Restate the records that follow word for word; no pictures should appear.

[Dataset items]
▼
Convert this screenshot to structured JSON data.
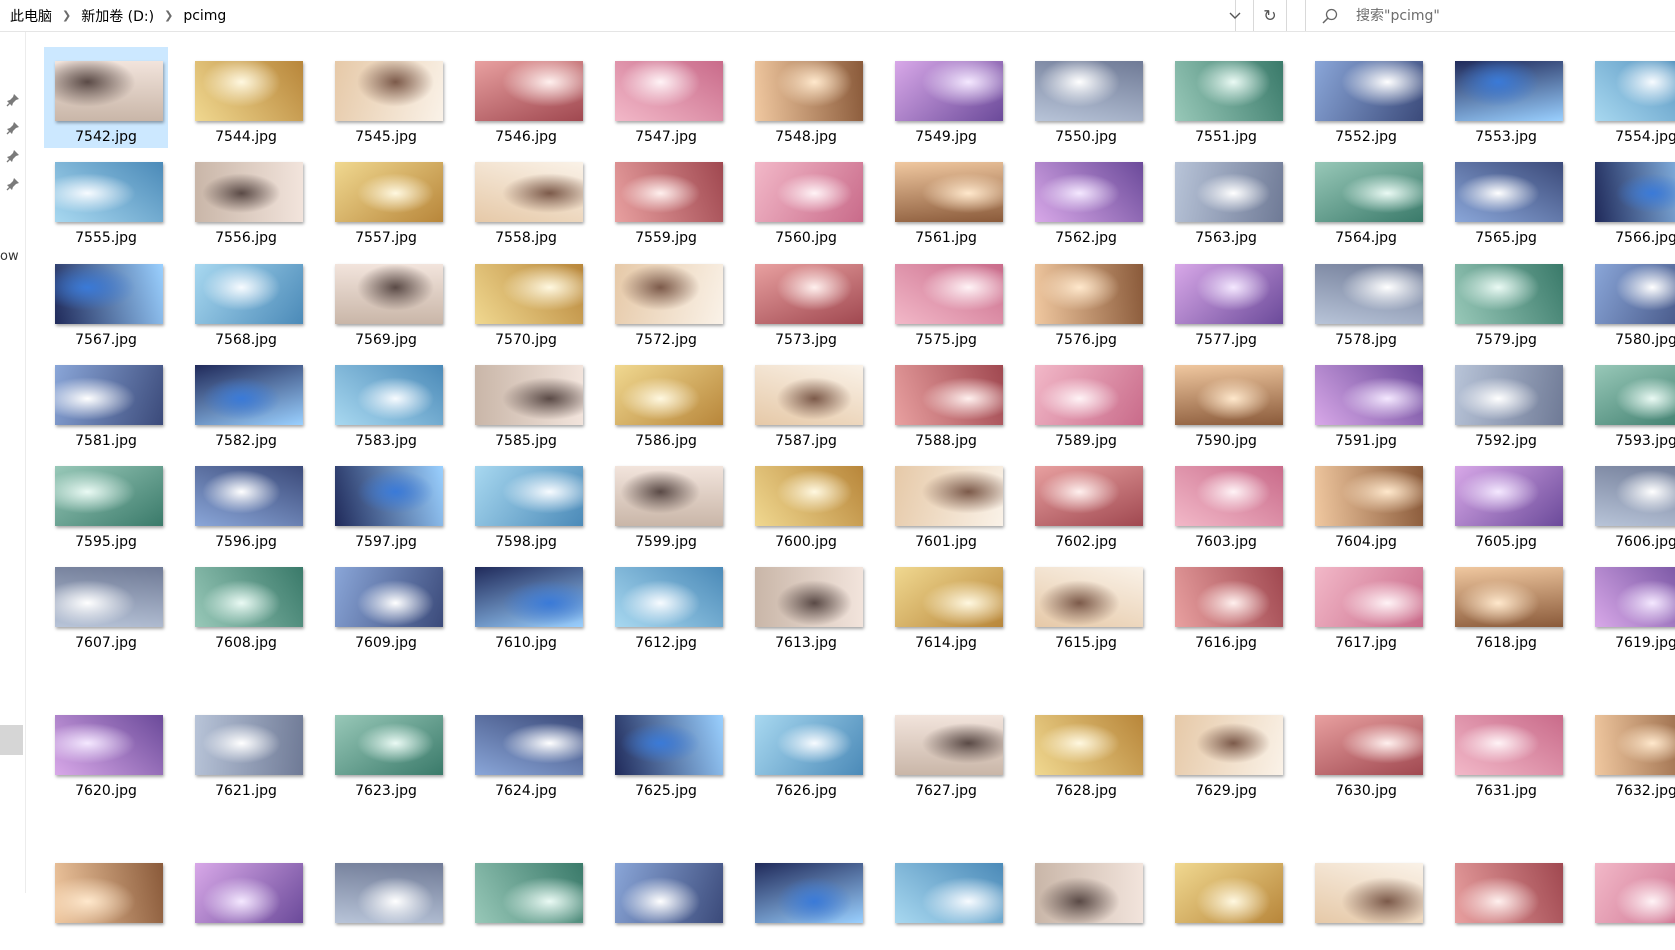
{
  "address": {
    "breadcrumbs": [
      "此电脑",
      "新加卷 (D:)",
      "pcimg"
    ]
  },
  "search": {
    "placeholder": "搜索\"pcimg\""
  },
  "nav": {
    "partial_label": "ow"
  },
  "icons": {
    "breadcrumb_separator": "chevron-right-icon",
    "dropdown": "chevron-down-icon",
    "refresh": "refresh-icon",
    "search": "search-icon",
    "pin": "pin-icon"
  },
  "colors": {
    "selection": "#cce8ff"
  },
  "files": [
    [
      "7542.jpg",
      "7544.jpg",
      "7545.jpg",
      "7546.jpg",
      "7547.jpg",
      "7548.jpg",
      "7549.jpg",
      "7550.jpg",
      "7551.jpg",
      "7552.jpg",
      "7553.jpg",
      "7554.jpg"
    ],
    [
      "7555.jpg",
      "7556.jpg",
      "7557.jpg",
      "7558.jpg",
      "7559.jpg",
      "7560.jpg",
      "7561.jpg",
      "7562.jpg",
      "7563.jpg",
      "7564.jpg",
      "7565.jpg",
      "7566.jpg"
    ],
    [
      "7567.jpg",
      "7568.jpg",
      "7569.jpg",
      "7570.jpg",
      "7572.jpg",
      "7573.jpg",
      "7575.jpg",
      "7576.jpg",
      "7577.jpg",
      "7578.jpg",
      "7579.jpg",
      "7580.jpg"
    ],
    [
      "7581.jpg",
      "7582.jpg",
      "7583.jpg",
      "7585.jpg",
      "7586.jpg",
      "7587.jpg",
      "7588.jpg",
      "7589.jpg",
      "7590.jpg",
      "7591.jpg",
      "7592.jpg",
      "7593.jpg"
    ],
    [
      "7595.jpg",
      "7596.jpg",
      "7597.jpg",
      "7598.jpg",
      "7599.jpg",
      "7600.jpg",
      "7601.jpg",
      "7602.jpg",
      "7603.jpg",
      "7604.jpg",
      "7605.jpg",
      "7606.jpg"
    ],
    [
      "7607.jpg",
      "7608.jpg",
      "7609.jpg",
      "7610.jpg",
      "7612.jpg",
      "7613.jpg",
      "7614.jpg",
      "7615.jpg",
      "7616.jpg",
      "7617.jpg",
      "7618.jpg",
      "7619.jpg"
    ],
    [
      "7620.jpg",
      "7621.jpg",
      "7623.jpg",
      "7624.jpg",
      "7625.jpg",
      "7626.jpg",
      "7627.jpg",
      "7628.jpg",
      "7629.jpg",
      "7630.jpg",
      "7631.jpg",
      "7632.jpg"
    ],
    [
      "",
      "",
      "",
      "",
      "",
      "",
      "",
      "",
      "",
      "",
      "",
      ""
    ]
  ],
  "selected_file": "7542.jpg"
}
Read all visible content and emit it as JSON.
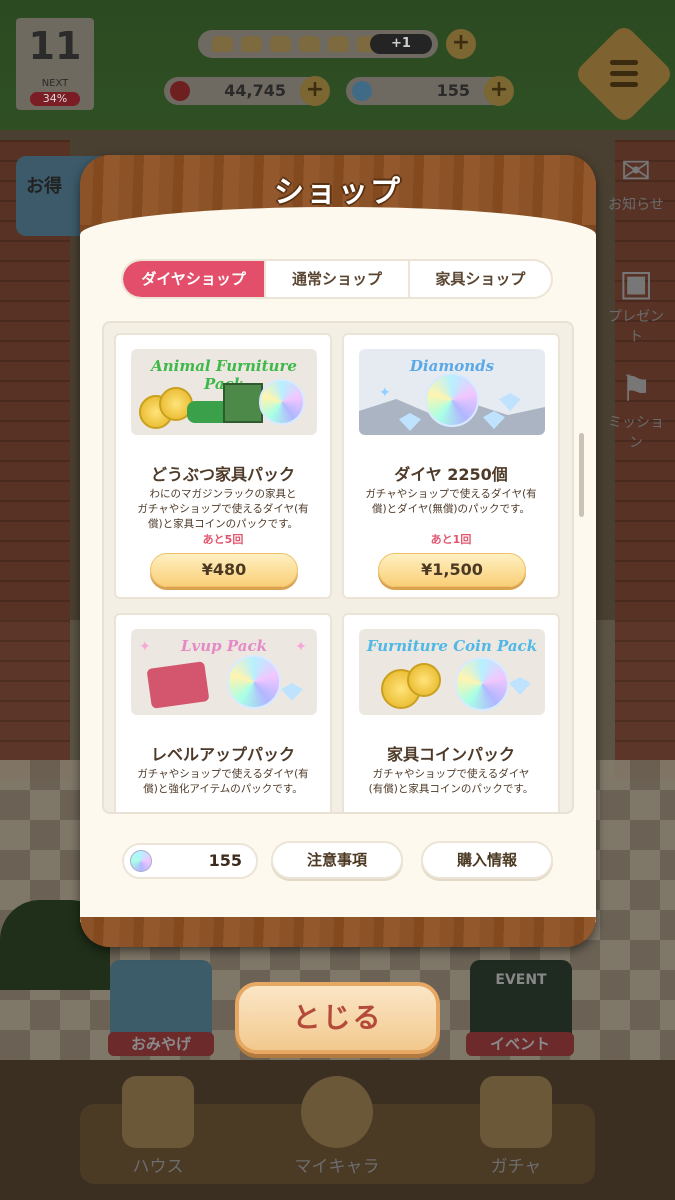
{
  "hud": {
    "level": "11",
    "next_label": "NEXT",
    "next_percent": "34%",
    "stamina_bonus": "+1",
    "stars": "44,745",
    "gems": "155",
    "plus_symbol": "+"
  },
  "side_menu": {
    "news": "お知らせ",
    "present": "プレゼント",
    "mission": "ミッション"
  },
  "promo": {
    "label": "お得"
  },
  "shop": {
    "title": "ショップ",
    "tabs": [
      {
        "label": "ダイヤショップ",
        "active": true
      },
      {
        "label": "通常ショップ",
        "active": false
      },
      {
        "label": "家具ショップ",
        "active": false
      }
    ],
    "items": [
      {
        "banner": "Animal Furniture Pack",
        "name": "どうぶつ家具パック",
        "desc_line1": "わにのマガジンラックの家具と",
        "desc_line2": "ガチャやショップで使えるダイヤ(有",
        "desc_line3": "償)と家具コインのパックです。",
        "remaining": "あと5回",
        "price": "¥480"
      },
      {
        "banner": "Diamonds",
        "name": "ダイヤ 2250個",
        "desc_line1": "ガチャやショップで使えるダイヤ(有",
        "desc_line2": "償)とダイヤ(無償)のパックです。",
        "desc_line3": "",
        "remaining": "あと1回",
        "price": "¥1,500"
      },
      {
        "banner": "Lvup Pack",
        "name": "レベルアップパック",
        "desc_line1": "ガチャやショップで使えるダイヤ(有",
        "desc_line2": "償)と強化アイテムのパックです。",
        "desc_line3": ""
      },
      {
        "banner": "Furniture Coin Pack",
        "name": "家具コインパック",
        "desc_line1": "ガチャやショップで使えるダイヤ",
        "desc_line2": "(有償)と家具コインのパックです。",
        "desc_line3": ""
      }
    ],
    "gem_balance": "155",
    "notes_button": "注意事項",
    "purchase_info_button": "購入情報",
    "close_button": "とじる"
  },
  "bottom": {
    "souvenir": "おみやげ",
    "event": "イベント",
    "event_sign": "EVENT",
    "nav": [
      {
        "label": "ハウス"
      },
      {
        "label": "マイキャラ"
      },
      {
        "label": "ガチャ"
      }
    ]
  },
  "colors": {
    "accent_tab": "#e34f6a",
    "dialog_wood": "#7a4720",
    "price_button": "#f9cf77",
    "remaining_text": "#e2566d"
  },
  "icons": {
    "menu": "hamburger-icon",
    "news": "envelope-icon",
    "present": "gift-icon",
    "mission": "flag-icon",
    "gem": "diamond-icon",
    "star": "star-icon"
  }
}
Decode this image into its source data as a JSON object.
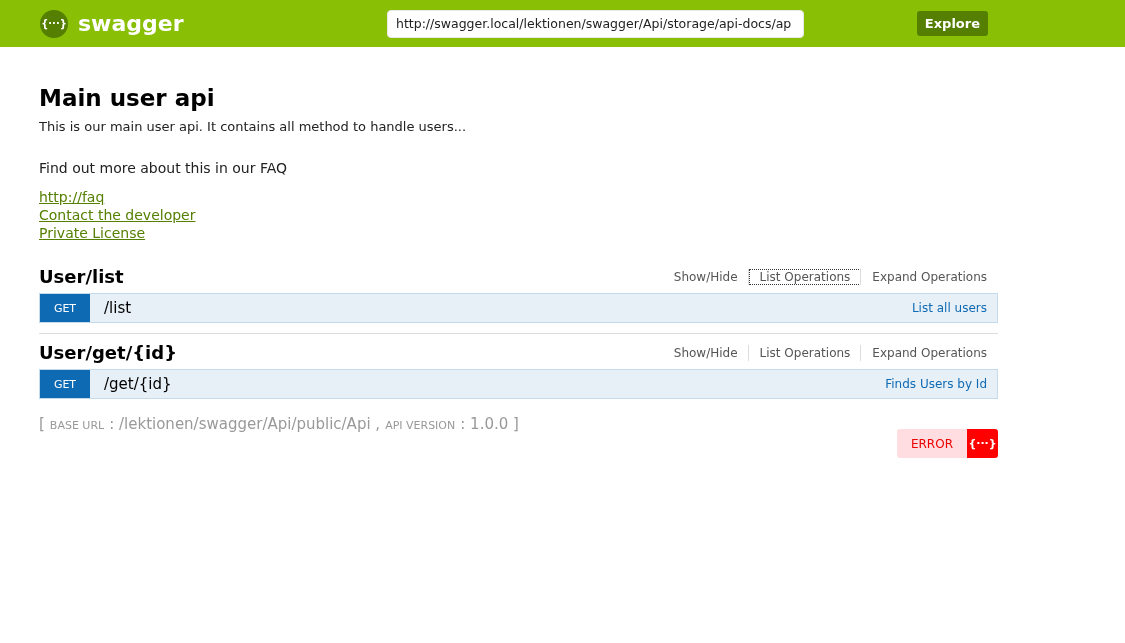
{
  "header": {
    "logo_glyph": "{···}",
    "brand": "swagger",
    "url": "http://swagger.local/lektionen/swagger/Api/storage/api-docs/ap",
    "button": "Explore"
  },
  "info": {
    "title": "Main user api",
    "description": "This is our main user api. It contains all method to handle users...",
    "more": "Find out more about this in our FAQ",
    "links": [
      "http://faq",
      "Contact the developer",
      "Private License"
    ]
  },
  "resources": [
    {
      "name": "User/list",
      "actions": [
        {
          "label": "Show/Hide",
          "focused": false
        },
        {
          "label": "List Operations",
          "focused": true
        },
        {
          "label": "Expand Operations",
          "focused": false
        }
      ],
      "operations": [
        {
          "method": "GET",
          "path": "/list",
          "summary": "List all users"
        }
      ]
    },
    {
      "name": "User/get/{id}",
      "actions": [
        {
          "label": "Show/Hide",
          "focused": false
        },
        {
          "label": "List Operations",
          "focused": false
        },
        {
          "label": "Expand Operations",
          "focused": false
        }
      ],
      "operations": [
        {
          "method": "GET",
          "path": "/get/{id}",
          "summary": "Finds Users by Id"
        }
      ]
    }
  ],
  "footer": {
    "open": "[",
    "base_label": "BASE URL",
    "base_value": ": /lektionen/swagger/Api/public/Api ,",
    "version_label": "API VERSION",
    "version_value": ": 1.0.0 ]",
    "validator": {
      "status": "ERROR",
      "glyph": "{···}"
    }
  }
}
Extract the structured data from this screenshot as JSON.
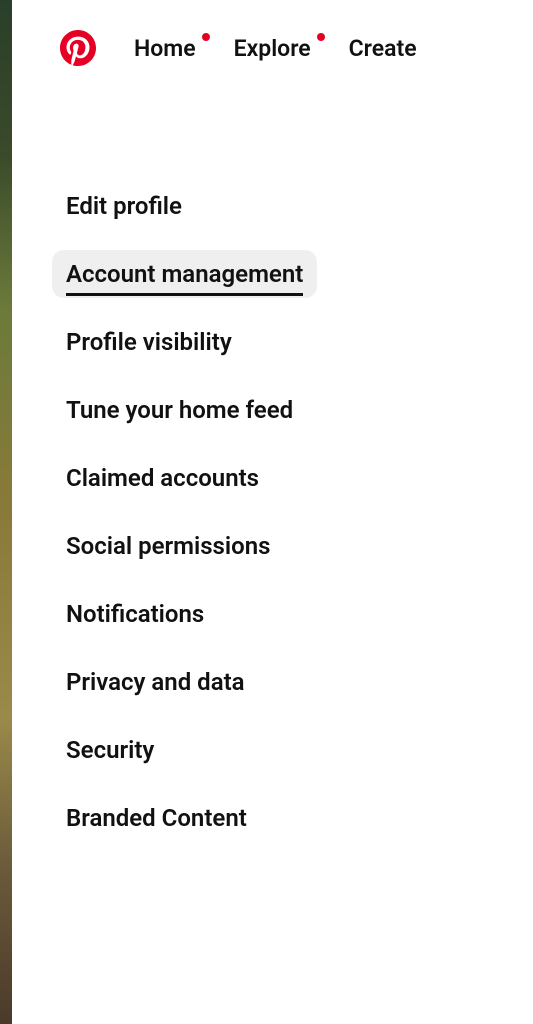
{
  "brand": {
    "name": "Pinterest",
    "accent_color": "#e60023"
  },
  "topnav": {
    "items": [
      {
        "label": "Home",
        "has_dot": true
      },
      {
        "label": "Explore",
        "has_dot": true
      },
      {
        "label": "Create",
        "has_dot": false
      }
    ]
  },
  "settings_nav": {
    "items": [
      {
        "label": "Edit profile",
        "active": false
      },
      {
        "label": "Account management",
        "active": true
      },
      {
        "label": "Profile visibility",
        "active": false
      },
      {
        "label": "Tune your home feed",
        "active": false
      },
      {
        "label": "Claimed accounts",
        "active": false
      },
      {
        "label": "Social permissions",
        "active": false
      },
      {
        "label": "Notifications",
        "active": false
      },
      {
        "label": "Privacy and data",
        "active": false
      },
      {
        "label": "Security",
        "active": false
      },
      {
        "label": "Branded Content",
        "active": false
      }
    ]
  }
}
▲
The response
Convert this screenshot to structured JSON data.
{
  "address": {
    "breadcrumbs": [
      "此电脑",
      "新加卷 (D:)",
      "pcimg"
    ]
  },
  "search": {
    "placeholder": "搜索\"pcimg\""
  },
  "nav": {
    "partial_label": "ow"
  },
  "icons": {
    "breadcrumb_separator": "chevron-right-icon",
    "dropdown": "chevron-down-icon",
    "refresh": "refresh-icon",
    "search": "search-icon",
    "pin": "pin-icon"
  },
  "colors": {
    "selection": "#cce8ff"
  },
  "files": [
    [
      "7542.jpg",
      "7544.jpg",
      "7545.jpg",
      "7546.jpg",
      "7547.jpg",
      "7548.jpg",
      "7549.jpg",
      "7550.jpg",
      "7551.jpg",
      "7552.jpg",
      "7553.jpg",
      "7554.jpg"
    ],
    [
      "7555.jpg",
      "7556.jpg",
      "7557.jpg",
      "7558.jpg",
      "7559.jpg",
      "7560.jpg",
      "7561.jpg",
      "7562.jpg",
      "7563.jpg",
      "7564.jpg",
      "7565.jpg",
      "7566.jpg"
    ],
    [
      "7567.jpg",
      "7568.jpg",
      "7569.jpg",
      "7570.jpg",
      "7572.jpg",
      "7573.jpg",
      "7575.jpg",
      "7576.jpg",
      "7577.jpg",
      "7578.jpg",
      "7579.jpg",
      "7580.jpg"
    ],
    [
      "7581.jpg",
      "7582.jpg",
      "7583.jpg",
      "7585.jpg",
      "7586.jpg",
      "7587.jpg",
      "7588.jpg",
      "7589.jpg",
      "7590.jpg",
      "7591.jpg",
      "7592.jpg",
      "7593.jpg"
    ],
    [
      "7595.jpg",
      "7596.jpg",
      "7597.jpg",
      "7598.jpg",
      "7599.jpg",
      "7600.jpg",
      "7601.jpg",
      "7602.jpg",
      "7603.jpg",
      "7604.jpg",
      "7605.jpg",
      "7606.jpg"
    ],
    [
      "7607.jpg",
      "7608.jpg",
      "7609.jpg",
      "7610.jpg",
      "7612.jpg",
      "7613.jpg",
      "7614.jpg",
      "7615.jpg",
      "7616.jpg",
      "7617.jpg",
      "7618.jpg",
      "7619.jpg"
    ],
    [
      "7620.jpg",
      "7621.jpg",
      "7623.jpg",
      "7624.jpg",
      "7625.jpg",
      "7626.jpg",
      "7627.jpg",
      "7628.jpg",
      "7629.jpg",
      "7630.jpg",
      "7631.jpg",
      "7632.jpg"
    ],
    [
      "",
      "",
      "",
      "",
      "",
      "",
      "",
      "",
      "",
      "",
      "",
      ""
    ]
  ],
  "selected_file": "7542.jpg"
}
Read all visible content and emit it as JSON.
{
  "hud": {
    "level": "11",
    "next_label": "NEXT",
    "next_percent": "34%",
    "stamina_bonus": "+1",
    "stars": "44,745",
    "gems": "155",
    "plus_symbol": "+"
  },
  "side_menu": {
    "news": "お知らせ",
    "present": "プレゼント",
    "mission": "ミッション"
  },
  "promo": {
    "label": "お得"
  },
  "shop": {
    "title": "ショップ",
    "tabs": [
      {
        "label": "ダイヤショップ",
        "active": true
      },
      {
        "label": "通常ショップ",
        "active": false
      },
      {
        "label": "家具ショップ",
        "active": false
      }
    ],
    "items": [
      {
        "banner": "Animal Furniture Pack",
        "name": "どうぶつ家具パック",
        "desc_line1": "わにのマガジンラックの家具と",
        "desc_line2": "ガチャやショップで使えるダイヤ(有",
        "desc_line3": "償)と家具コインのパックです。",
        "remaining": "あと5回",
        "price": "¥480"
      },
      {
        "banner": "Diamonds",
        "name": "ダイヤ 2250個",
        "desc_line1": "ガチャやショップで使えるダイヤ(有",
        "desc_line2": "償)とダイヤ(無償)のパックです。",
        "desc_line3": "",
        "remaining": "あと1回",
        "price": "¥1,500"
      },
      {
        "banner": "Lvup Pack",
        "name": "レベルアップパック",
        "desc_line1": "ガチャやショップで使えるダイヤ(有",
        "desc_line2": "償)と強化アイテムのパックです。",
        "desc_line3": ""
      },
      {
        "banner": "Furniture Coin Pack",
        "name": "家具コインパック",
        "desc_line1": "ガチャやショップで使えるダイヤ",
        "desc_line2": "(有償)と家具コインのパックです。",
        "desc_line3": ""
      }
    ],
    "gem_balance": "155",
    "notes_button": "注意事項",
    "purchase_info_button": "購入情報",
    "close_button": "とじる"
  },
  "bottom": {
    "souvenir": "おみやげ",
    "event": "イベント",
    "event_sign": "EVENT",
    "nav": [
      {
        "label": "ハウス"
      },
      {
        "label": "マイキャラ"
      },
      {
        "label": "ガチャ"
      }
    ]
  },
  "colors": {
    "accent_tab": "#e34f6a",
    "dialog_wood": "#7a4720",
    "price_button": "#f9cf77",
    "remaining_text": "#e2566d"
  },
  "icons": {
    "menu": "hamburger-icon",
    "news": "envelope-icon",
    "present": "gift-icon",
    "mission": "flag-icon",
    "gem": "diamond-icon",
    "star": "star-icon"
  }
}
Decode this image into its source data as a JSON object.
{
  "header": {
    "logo_glyph": "{···}",
    "brand": "swagger",
    "url": "http://swagger.local/lektionen/swagger/Api/storage/api-docs/ap",
    "button": "Explore"
  },
  "info": {
    "title": "Main user api",
    "description": "This is our main user api. It contains all method to handle users...",
    "more": "Find out more about this in our FAQ",
    "links": [
      "http://faq",
      "Contact the developer",
      "Private License"
    ]
  },
  "resources": [
    {
      "name": "User/list",
      "actions": [
        {
          "label": "Show/Hide",
          "focused": false
        },
        {
          "label": "List Operations",
          "focused": true
        },
        {
          "label": "Expand Operations",
          "focused": false
        }
      ],
      "operations": [
        {
          "method": "GET",
          "path": "/list",
          "summary": "List all users"
        }
      ]
    },
    {
      "name": "User/get/{id}",
      "actions": [
        {
          "label": "Show/Hide",
          "focused": false
        },
        {
          "label": "List Operations",
          "focused": false
        },
        {
          "label": "Expand Operations",
          "focused": false
        }
      ],
      "operations": [
        {
          "method": "GET",
          "path": "/get/{id}",
          "summary": "Finds Users by Id"
        }
      ]
    }
  ],
  "footer": {
    "open": "[",
    "base_label": "BASE URL",
    "base_value": ": /lektionen/swagger/Api/public/Api ,",
    "version_label": "API VERSION",
    "version_value": ": 1.0.0 ]",
    "validator": {
      "status": "ERROR",
      "glyph": "{···}"
    }
  }
}
Extract the structured data from this screenshot as JSON.
{
  "brand": {
    "name": "Pinterest",
    "accent_color": "#e60023"
  },
  "topnav": {
    "items": [
      {
        "label": "Home",
        "has_dot": true
      },
      {
        "label": "Explore",
        "has_dot": true
      },
      {
        "label": "Create",
        "has_dot": false
      }
    ]
  },
  "settings_nav": {
    "items": [
      {
        "label": "Edit profile",
        "active": false
      },
      {
        "label": "Account management",
        "active": true
      },
      {
        "label": "Profile visibility",
        "active": false
      },
      {
        "label": "Tune your home feed",
        "active": false
      },
      {
        "label": "Claimed accounts",
        "active": false
      },
      {
        "label": "Social permissions",
        "active": false
      },
      {
        "label": "Notifications",
        "active": false
      },
      {
        "label": "Privacy and data",
        "active": false
      },
      {
        "label": "Security",
        "active": false
      },
      {
        "label": "Branded Content",
        "active": false
      }
    ]
  }
}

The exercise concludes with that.